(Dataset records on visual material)
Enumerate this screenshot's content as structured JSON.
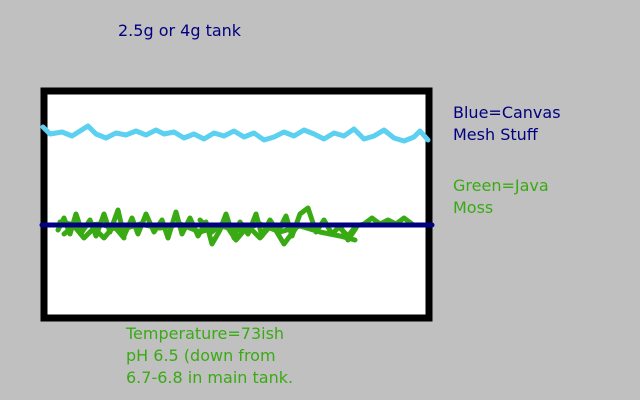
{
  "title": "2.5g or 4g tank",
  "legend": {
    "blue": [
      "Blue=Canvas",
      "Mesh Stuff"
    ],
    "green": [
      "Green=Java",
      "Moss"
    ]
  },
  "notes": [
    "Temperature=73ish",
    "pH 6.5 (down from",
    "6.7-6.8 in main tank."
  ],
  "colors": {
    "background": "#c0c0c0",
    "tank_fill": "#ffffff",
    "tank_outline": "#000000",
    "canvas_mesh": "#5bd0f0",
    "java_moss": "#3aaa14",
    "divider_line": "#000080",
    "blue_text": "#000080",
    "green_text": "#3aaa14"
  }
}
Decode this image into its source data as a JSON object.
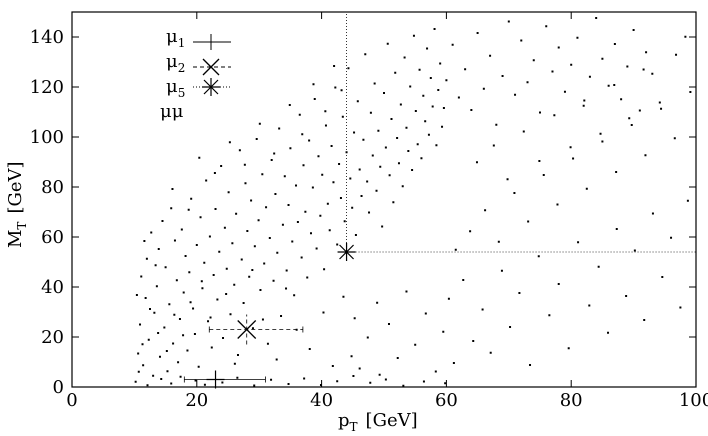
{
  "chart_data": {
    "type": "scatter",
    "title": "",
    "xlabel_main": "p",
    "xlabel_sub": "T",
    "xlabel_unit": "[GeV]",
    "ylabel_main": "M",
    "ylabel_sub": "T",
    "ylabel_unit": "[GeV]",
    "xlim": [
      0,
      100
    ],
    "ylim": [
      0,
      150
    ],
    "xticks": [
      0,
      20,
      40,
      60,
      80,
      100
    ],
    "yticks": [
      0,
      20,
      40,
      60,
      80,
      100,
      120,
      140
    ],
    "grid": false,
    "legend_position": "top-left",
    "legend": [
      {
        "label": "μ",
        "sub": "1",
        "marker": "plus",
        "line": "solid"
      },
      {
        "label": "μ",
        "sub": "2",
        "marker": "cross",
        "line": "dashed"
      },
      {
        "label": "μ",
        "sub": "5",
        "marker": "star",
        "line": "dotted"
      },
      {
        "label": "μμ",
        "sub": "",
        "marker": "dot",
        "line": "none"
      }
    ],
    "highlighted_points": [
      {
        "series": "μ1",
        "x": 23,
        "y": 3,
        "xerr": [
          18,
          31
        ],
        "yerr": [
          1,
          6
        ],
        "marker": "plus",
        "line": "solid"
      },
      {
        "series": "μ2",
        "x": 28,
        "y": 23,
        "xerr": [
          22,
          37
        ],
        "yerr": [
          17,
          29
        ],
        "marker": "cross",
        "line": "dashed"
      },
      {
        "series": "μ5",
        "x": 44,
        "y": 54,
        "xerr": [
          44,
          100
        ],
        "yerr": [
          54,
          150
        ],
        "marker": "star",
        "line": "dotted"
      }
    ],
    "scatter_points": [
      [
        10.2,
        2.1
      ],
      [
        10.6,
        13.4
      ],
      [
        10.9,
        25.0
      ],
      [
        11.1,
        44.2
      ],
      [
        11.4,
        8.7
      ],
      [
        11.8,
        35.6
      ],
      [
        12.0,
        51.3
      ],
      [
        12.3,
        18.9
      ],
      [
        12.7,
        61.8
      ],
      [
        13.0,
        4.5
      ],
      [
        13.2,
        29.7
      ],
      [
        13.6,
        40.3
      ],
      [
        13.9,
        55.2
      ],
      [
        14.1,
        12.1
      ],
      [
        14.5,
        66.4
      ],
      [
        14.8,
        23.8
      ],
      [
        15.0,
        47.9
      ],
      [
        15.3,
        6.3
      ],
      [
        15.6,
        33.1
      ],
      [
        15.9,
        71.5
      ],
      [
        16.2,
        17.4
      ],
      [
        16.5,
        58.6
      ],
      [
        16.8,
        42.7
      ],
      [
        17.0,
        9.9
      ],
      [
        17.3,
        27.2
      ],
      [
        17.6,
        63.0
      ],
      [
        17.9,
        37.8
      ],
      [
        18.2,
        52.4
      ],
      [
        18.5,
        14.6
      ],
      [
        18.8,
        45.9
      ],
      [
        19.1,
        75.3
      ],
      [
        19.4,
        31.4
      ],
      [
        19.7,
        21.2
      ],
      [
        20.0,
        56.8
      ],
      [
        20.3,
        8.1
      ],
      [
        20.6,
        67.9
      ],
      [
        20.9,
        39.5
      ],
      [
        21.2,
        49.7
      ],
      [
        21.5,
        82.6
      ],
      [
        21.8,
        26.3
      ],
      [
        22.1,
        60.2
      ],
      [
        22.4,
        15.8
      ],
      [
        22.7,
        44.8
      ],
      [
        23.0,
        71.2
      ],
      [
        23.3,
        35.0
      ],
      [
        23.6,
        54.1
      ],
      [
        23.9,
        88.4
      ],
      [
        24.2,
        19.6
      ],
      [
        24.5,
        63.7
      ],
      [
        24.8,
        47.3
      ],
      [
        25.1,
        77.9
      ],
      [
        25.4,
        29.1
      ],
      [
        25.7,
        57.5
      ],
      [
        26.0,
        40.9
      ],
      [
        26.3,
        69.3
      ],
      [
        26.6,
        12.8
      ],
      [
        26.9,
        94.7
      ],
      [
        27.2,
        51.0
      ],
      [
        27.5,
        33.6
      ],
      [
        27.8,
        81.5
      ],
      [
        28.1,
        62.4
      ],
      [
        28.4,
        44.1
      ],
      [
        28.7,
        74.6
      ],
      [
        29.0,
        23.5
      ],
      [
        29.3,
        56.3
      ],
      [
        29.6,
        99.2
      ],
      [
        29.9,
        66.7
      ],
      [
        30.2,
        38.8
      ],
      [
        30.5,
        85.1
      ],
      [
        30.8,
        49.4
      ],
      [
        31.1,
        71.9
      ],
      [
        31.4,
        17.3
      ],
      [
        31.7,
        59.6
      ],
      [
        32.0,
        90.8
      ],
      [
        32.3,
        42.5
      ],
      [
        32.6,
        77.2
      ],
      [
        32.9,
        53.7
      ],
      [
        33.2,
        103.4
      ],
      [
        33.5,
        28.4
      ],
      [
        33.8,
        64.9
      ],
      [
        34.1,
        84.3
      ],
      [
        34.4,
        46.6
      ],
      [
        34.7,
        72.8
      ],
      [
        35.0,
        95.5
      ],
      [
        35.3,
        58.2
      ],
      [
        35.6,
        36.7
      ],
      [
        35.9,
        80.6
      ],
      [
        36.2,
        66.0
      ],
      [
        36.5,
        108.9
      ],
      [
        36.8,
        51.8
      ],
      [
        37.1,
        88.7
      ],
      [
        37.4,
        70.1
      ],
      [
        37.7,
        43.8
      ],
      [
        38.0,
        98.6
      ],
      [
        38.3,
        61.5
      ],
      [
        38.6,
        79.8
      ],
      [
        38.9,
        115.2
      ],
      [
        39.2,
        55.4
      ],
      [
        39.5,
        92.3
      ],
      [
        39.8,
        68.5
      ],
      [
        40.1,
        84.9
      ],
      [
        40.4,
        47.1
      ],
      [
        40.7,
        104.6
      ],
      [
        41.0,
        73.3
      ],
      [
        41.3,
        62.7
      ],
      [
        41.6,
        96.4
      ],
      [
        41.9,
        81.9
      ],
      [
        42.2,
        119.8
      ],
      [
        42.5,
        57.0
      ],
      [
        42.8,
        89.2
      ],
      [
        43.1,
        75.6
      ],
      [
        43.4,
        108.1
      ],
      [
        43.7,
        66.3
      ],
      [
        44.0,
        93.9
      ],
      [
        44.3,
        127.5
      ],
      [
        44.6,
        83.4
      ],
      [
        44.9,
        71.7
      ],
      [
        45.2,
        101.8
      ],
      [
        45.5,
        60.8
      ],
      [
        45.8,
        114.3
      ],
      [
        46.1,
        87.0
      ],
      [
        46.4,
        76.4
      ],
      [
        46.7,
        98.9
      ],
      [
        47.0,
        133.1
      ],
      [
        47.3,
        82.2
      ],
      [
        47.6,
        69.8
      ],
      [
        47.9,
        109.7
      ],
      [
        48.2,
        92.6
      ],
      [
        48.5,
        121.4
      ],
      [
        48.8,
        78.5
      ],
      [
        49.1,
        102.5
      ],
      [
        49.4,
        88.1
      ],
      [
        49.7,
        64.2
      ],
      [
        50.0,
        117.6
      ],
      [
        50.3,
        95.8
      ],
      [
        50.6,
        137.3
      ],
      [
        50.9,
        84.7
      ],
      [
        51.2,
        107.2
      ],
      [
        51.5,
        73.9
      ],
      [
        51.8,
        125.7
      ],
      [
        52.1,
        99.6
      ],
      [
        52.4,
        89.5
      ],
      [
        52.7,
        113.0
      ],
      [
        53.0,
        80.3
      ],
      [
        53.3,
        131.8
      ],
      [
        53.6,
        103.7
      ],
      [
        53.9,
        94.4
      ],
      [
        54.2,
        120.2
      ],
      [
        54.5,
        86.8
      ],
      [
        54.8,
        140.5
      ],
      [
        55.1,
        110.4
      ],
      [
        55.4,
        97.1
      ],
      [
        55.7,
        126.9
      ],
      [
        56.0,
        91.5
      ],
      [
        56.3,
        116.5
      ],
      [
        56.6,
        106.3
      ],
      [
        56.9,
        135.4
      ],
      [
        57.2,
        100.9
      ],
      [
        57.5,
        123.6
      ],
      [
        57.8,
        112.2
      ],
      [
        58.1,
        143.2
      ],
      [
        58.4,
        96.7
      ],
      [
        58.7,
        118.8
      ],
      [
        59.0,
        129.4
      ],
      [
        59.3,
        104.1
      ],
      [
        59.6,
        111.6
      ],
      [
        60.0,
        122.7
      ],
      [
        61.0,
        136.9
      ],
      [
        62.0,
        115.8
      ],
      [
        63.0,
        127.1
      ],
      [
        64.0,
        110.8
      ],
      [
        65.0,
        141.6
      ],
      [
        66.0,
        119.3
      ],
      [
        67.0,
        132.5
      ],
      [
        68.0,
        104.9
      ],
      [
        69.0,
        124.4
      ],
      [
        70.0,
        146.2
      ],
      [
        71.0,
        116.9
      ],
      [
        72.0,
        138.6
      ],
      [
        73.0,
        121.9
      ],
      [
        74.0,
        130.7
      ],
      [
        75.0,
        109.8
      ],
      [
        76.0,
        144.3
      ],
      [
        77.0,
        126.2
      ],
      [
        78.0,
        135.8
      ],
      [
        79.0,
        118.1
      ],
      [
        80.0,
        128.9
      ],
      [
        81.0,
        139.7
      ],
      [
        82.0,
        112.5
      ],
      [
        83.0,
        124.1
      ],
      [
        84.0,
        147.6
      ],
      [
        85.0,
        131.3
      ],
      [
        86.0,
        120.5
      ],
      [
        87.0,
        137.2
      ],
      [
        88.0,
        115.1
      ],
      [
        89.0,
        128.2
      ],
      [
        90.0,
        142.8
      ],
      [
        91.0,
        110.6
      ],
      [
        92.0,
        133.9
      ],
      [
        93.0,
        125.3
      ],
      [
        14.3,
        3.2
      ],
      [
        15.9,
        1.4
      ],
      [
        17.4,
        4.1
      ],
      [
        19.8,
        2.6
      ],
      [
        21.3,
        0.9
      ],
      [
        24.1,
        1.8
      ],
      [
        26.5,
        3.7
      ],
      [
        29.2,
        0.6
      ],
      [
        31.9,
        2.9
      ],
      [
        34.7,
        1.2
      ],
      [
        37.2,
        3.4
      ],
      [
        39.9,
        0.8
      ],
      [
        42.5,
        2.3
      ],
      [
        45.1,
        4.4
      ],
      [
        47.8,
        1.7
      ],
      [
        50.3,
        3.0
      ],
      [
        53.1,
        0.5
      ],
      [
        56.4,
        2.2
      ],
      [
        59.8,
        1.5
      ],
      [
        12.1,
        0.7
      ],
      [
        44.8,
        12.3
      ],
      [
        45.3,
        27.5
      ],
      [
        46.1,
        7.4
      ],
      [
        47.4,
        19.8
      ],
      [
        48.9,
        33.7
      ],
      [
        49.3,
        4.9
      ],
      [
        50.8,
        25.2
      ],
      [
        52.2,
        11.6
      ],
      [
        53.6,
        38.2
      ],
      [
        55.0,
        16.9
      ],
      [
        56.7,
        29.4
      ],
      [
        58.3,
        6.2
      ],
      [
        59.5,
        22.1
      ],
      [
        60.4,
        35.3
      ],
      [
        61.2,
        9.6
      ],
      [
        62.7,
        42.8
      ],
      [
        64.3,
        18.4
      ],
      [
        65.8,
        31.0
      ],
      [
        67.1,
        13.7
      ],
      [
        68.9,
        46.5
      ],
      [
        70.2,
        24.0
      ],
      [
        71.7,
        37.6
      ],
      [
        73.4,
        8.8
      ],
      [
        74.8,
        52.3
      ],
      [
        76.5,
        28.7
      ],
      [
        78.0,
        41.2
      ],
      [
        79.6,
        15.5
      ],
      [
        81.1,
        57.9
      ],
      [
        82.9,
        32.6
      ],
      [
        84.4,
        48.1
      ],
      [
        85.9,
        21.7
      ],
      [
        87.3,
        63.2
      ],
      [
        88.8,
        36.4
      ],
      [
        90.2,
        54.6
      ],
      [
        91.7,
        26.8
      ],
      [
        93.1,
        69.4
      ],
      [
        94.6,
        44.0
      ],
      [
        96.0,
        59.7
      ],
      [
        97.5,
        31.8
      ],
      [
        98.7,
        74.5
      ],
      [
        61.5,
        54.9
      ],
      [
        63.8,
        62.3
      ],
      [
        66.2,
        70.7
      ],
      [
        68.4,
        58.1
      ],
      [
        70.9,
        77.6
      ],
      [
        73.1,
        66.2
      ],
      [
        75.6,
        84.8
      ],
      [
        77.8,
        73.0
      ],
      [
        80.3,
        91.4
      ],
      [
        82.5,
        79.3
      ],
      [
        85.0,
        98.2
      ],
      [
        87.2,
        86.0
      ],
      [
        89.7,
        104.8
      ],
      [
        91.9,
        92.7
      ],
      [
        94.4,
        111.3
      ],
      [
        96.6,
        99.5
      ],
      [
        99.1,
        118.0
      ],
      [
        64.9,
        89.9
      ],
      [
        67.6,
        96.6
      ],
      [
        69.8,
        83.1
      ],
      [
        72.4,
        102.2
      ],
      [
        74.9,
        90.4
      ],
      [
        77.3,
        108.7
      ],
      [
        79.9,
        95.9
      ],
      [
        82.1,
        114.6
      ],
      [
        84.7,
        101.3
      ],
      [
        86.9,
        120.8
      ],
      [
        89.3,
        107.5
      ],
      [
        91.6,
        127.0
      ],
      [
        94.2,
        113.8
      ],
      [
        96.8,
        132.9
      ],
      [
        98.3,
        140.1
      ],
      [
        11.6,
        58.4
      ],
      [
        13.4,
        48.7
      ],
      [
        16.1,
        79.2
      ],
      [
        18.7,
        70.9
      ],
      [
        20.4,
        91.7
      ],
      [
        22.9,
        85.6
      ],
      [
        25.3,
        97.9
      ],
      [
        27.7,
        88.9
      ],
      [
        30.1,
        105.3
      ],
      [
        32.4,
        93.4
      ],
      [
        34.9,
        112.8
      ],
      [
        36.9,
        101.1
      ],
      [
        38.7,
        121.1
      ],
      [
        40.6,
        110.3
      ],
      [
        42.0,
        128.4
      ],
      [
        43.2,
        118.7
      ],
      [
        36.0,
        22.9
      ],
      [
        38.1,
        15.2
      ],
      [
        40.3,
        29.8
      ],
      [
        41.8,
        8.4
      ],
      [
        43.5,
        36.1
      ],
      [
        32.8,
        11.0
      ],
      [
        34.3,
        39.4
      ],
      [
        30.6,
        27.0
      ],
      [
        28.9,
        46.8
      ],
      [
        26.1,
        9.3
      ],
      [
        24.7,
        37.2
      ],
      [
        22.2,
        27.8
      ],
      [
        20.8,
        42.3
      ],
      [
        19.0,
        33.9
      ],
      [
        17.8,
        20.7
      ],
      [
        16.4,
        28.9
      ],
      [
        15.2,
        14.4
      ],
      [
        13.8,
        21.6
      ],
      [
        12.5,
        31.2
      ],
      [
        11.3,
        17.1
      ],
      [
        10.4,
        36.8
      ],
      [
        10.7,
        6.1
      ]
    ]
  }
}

◆ Instructions for the task ◆
In the records above, how many lines include "JSON"? Give that number and nothing more.

◆ Solution to the exercise ◆
2